* begin Exercise material *

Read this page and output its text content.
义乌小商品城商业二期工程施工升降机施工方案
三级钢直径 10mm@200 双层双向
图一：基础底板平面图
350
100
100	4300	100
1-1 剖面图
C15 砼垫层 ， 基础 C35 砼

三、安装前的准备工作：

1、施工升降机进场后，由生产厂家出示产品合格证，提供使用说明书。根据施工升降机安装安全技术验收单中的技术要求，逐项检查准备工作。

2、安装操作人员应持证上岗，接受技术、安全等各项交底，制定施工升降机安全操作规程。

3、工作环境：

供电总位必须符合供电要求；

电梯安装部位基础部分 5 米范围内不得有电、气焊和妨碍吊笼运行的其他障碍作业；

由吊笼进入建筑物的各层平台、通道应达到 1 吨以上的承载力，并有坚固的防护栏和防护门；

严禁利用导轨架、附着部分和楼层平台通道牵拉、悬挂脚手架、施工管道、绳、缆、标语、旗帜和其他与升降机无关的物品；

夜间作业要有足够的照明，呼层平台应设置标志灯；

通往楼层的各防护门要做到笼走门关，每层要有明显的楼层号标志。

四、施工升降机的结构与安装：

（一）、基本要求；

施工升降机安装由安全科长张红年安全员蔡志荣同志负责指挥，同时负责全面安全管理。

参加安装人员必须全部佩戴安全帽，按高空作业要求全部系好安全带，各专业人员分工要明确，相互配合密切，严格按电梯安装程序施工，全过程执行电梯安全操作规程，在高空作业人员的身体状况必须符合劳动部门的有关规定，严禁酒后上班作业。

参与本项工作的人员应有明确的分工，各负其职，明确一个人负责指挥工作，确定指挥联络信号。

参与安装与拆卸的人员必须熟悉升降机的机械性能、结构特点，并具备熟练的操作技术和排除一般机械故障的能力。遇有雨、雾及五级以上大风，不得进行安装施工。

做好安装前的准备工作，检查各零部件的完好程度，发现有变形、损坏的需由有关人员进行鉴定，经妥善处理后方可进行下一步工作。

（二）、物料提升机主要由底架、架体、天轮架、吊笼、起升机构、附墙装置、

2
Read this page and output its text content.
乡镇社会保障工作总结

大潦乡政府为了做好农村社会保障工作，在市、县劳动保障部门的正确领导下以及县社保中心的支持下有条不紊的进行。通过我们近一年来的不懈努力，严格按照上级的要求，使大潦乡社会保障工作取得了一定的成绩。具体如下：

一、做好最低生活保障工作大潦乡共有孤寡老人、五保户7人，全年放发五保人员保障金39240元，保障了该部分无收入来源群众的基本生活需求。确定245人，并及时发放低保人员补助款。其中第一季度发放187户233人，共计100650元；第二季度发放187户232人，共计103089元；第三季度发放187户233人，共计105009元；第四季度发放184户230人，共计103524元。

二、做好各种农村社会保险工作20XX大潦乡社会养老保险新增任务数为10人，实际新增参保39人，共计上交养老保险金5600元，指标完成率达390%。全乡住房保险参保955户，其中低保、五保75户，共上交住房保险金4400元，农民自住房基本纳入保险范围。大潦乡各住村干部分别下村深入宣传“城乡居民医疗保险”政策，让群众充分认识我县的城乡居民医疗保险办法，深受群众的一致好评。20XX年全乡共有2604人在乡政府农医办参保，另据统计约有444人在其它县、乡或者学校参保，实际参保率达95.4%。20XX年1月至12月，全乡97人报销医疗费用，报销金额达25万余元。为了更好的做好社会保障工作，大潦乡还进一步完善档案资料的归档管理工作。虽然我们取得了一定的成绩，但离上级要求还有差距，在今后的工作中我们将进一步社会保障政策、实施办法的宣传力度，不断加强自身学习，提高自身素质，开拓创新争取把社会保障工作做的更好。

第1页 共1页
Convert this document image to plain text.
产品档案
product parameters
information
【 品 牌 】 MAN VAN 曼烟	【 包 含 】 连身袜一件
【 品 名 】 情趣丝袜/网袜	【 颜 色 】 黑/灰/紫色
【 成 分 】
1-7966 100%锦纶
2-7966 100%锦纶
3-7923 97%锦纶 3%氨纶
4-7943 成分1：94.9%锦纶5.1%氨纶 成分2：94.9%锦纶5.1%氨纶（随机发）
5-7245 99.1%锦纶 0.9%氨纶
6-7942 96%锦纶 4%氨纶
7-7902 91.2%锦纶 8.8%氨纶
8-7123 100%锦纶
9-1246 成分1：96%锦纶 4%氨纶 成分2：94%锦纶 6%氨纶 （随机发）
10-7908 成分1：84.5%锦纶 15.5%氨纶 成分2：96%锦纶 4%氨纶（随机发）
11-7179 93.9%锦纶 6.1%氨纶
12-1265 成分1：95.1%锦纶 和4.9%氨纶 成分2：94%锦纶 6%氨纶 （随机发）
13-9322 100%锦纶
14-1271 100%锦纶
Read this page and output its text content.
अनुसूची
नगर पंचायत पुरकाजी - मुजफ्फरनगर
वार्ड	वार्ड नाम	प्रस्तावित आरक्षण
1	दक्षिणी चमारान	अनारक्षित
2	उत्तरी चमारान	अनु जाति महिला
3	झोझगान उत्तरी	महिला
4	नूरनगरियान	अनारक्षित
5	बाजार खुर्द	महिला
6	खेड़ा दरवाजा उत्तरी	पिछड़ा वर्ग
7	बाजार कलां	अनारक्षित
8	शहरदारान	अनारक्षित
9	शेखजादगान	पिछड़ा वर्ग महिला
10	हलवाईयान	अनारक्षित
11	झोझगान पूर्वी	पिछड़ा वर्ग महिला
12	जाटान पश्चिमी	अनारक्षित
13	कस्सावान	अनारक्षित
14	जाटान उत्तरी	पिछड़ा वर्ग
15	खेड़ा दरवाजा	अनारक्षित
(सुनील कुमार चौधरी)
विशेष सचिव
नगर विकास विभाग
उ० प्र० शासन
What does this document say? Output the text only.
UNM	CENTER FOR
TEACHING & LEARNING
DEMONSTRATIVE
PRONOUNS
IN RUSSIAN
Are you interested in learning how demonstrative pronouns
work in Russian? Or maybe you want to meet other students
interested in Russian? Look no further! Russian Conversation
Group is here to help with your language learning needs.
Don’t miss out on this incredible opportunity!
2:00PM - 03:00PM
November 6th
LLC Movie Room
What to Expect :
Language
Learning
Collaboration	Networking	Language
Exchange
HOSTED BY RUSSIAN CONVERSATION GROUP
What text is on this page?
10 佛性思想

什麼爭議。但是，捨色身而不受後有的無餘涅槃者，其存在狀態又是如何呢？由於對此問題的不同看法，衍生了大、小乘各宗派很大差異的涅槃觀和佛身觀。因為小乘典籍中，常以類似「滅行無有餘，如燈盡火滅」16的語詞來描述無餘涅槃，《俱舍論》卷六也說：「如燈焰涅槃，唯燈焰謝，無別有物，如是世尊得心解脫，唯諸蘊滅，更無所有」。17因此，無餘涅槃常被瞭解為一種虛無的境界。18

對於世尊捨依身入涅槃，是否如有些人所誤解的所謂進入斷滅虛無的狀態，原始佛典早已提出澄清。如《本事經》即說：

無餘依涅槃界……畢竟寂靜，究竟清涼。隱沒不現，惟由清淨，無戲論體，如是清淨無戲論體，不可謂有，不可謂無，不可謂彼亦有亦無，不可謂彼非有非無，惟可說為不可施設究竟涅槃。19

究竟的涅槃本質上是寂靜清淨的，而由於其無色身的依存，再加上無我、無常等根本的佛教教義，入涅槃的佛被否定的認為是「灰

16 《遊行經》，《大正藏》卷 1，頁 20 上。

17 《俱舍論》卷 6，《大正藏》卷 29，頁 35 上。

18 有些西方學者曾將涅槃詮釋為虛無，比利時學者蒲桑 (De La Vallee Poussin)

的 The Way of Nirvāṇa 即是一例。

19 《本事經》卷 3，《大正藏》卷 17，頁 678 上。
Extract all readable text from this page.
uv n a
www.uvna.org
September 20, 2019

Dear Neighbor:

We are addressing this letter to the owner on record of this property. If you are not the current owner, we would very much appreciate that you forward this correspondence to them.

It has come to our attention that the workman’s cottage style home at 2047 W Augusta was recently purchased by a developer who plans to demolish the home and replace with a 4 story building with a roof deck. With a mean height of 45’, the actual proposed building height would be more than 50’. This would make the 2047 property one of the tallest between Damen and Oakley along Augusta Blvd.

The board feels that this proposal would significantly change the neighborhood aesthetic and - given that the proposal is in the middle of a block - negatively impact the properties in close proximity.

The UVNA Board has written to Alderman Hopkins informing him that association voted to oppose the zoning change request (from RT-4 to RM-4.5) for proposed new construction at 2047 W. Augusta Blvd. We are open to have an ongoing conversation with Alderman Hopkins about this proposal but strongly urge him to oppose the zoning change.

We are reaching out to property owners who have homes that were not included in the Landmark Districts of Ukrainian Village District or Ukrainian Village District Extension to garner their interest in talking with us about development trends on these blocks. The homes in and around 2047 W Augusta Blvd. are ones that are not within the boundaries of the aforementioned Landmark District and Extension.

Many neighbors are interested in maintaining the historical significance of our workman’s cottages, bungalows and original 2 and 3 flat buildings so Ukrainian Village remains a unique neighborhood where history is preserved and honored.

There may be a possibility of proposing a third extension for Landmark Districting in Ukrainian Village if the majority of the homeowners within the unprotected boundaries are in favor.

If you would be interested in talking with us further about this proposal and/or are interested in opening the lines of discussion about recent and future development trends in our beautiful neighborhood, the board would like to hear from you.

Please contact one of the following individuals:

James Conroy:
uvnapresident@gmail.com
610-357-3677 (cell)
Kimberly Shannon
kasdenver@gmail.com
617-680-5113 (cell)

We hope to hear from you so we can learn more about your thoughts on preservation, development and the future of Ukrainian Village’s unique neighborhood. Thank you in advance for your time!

* end Exercise material *

▶ Your task
Only the number is wanted: how many lines in the preceding entries hold the string "gmail"?

▶ Exercise response
2